#### Task to carry out
Each entry below is to be printed verbatim.
•••
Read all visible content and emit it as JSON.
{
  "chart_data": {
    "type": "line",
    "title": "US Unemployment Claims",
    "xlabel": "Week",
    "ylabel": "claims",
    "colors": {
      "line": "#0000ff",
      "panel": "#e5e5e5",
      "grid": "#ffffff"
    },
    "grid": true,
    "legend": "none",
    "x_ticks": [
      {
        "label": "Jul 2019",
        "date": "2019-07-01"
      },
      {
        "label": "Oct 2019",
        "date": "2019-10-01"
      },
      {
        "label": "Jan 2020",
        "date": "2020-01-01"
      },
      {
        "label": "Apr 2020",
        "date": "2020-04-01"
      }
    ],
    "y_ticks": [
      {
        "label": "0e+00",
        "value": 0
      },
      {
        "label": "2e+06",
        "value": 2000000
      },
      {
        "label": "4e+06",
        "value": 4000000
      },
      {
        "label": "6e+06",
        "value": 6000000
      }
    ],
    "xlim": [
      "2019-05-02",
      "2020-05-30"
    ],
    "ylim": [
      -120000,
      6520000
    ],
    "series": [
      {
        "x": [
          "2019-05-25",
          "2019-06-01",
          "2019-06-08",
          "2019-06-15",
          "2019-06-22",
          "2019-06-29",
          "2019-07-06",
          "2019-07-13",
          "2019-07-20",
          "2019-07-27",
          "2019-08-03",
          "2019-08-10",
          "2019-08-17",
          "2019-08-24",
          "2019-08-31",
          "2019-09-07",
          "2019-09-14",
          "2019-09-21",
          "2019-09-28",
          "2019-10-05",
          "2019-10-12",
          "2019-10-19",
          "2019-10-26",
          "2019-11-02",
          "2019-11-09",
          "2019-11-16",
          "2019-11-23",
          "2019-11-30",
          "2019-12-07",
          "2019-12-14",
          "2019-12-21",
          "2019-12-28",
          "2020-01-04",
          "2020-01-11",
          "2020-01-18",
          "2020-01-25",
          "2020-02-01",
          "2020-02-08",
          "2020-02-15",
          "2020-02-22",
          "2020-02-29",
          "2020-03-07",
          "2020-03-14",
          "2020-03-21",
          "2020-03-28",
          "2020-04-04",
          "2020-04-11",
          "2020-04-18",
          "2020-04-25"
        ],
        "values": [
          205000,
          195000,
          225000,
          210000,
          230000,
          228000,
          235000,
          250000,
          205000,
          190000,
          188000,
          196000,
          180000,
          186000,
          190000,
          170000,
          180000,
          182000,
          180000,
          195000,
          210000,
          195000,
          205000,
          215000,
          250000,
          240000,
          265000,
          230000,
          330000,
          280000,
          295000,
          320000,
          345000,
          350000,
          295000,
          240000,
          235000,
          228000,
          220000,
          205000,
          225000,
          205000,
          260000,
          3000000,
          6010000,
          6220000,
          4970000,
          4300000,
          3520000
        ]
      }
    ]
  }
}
•••
#### The answer
Read all visible content and emit it as JSON.
{
  "chart_data": {
    "type": "line",
    "title": "US Unemployment Claims",
    "xlabel": "Week",
    "ylabel": "claims",
    "colors": {
      "line": "#0000ff",
      "panel": "#e5e5e5",
      "grid": "#ffffff"
    },
    "grid": true,
    "legend": "none",
    "x_ticks": [
      {
        "label": "Jul 2019",
        "date": "2019-07-01"
      },
      {
        "label": "Oct 2019",
        "date": "2019-10-01"
      },
      {
        "label": "Jan 2020",
        "date": "2020-01-01"
      },
      {
        "label": "Apr 2020",
        "date": "2020-04-01"
      }
    ],
    "y_ticks": [
      {
        "label": "0e+00",
        "value": 0
      },
      {
        "label": "2e+06",
        "value": 2000000
      },
      {
        "label": "4e+06",
        "value": 4000000
      },
      {
        "label": "6e+06",
        "value": 6000000
      }
    ],
    "xlim": [
      "2019-05-02",
      "2020-05-30"
    ],
    "ylim": [
      -120000,
      6520000
    ],
    "series": [
      {
        "x": [
          "2019-05-25",
          "2019-06-01",
          "2019-06-08",
          "2019-06-15",
          "2019-06-22",
          "2019-06-29",
          "2019-07-06",
          "2019-07-13",
          "2019-07-20",
          "2019-07-27",
          "2019-08-03",
          "2019-08-10",
          "2019-08-17",
          "2019-08-24",
          "2019-08-31",
          "2019-09-07",
          "2019-09-14",
          "2019-09-21",
          "2019-09-28",
          "2019-10-05",
          "2019-10-12",
          "2019-10-19",
          "2019-10-26",
          "2019-11-02",
          "2019-11-09",
          "2019-11-16",
          "2019-11-23",
          "2019-11-30",
          "2019-12-07",
          "2019-12-14",
          "2019-12-21",
          "2019-12-28",
          "2020-01-04",
          "2020-01-11",
          "2020-01-18",
          "2020-01-25",
          "2020-02-01",
          "2020-02-08",
          "2020-02-15",
          "2020-02-22",
          "2020-02-29",
          "2020-03-07",
          "2020-03-14",
          "2020-03-21",
          "2020-03-28",
          "2020-04-04",
          "2020-04-11",
          "2020-04-18",
          "2020-04-25"
        ],
        "values": [
          205000,
          195000,
          225000,
          210000,
          230000,
          228000,
          235000,
          250000,
          205000,
          190000,
          188000,
          196000,
          180000,
          186000,
          190000,
          170000,
          180000,
          182000,
          180000,
          195000,
          210000,
          195000,
          205000,
          215000,
          250000,
          240000,
          265000,
          230000,
          330000,
          280000,
          295000,
          320000,
          345000,
          350000,
          295000,
          240000,
          235000,
          228000,
          220000,
          205000,
          225000,
          205000,
          260000,
          3000000,
          6010000,
          6220000,
          4970000,
          4300000,
          3520000
        ]
      }
    ]
  }
}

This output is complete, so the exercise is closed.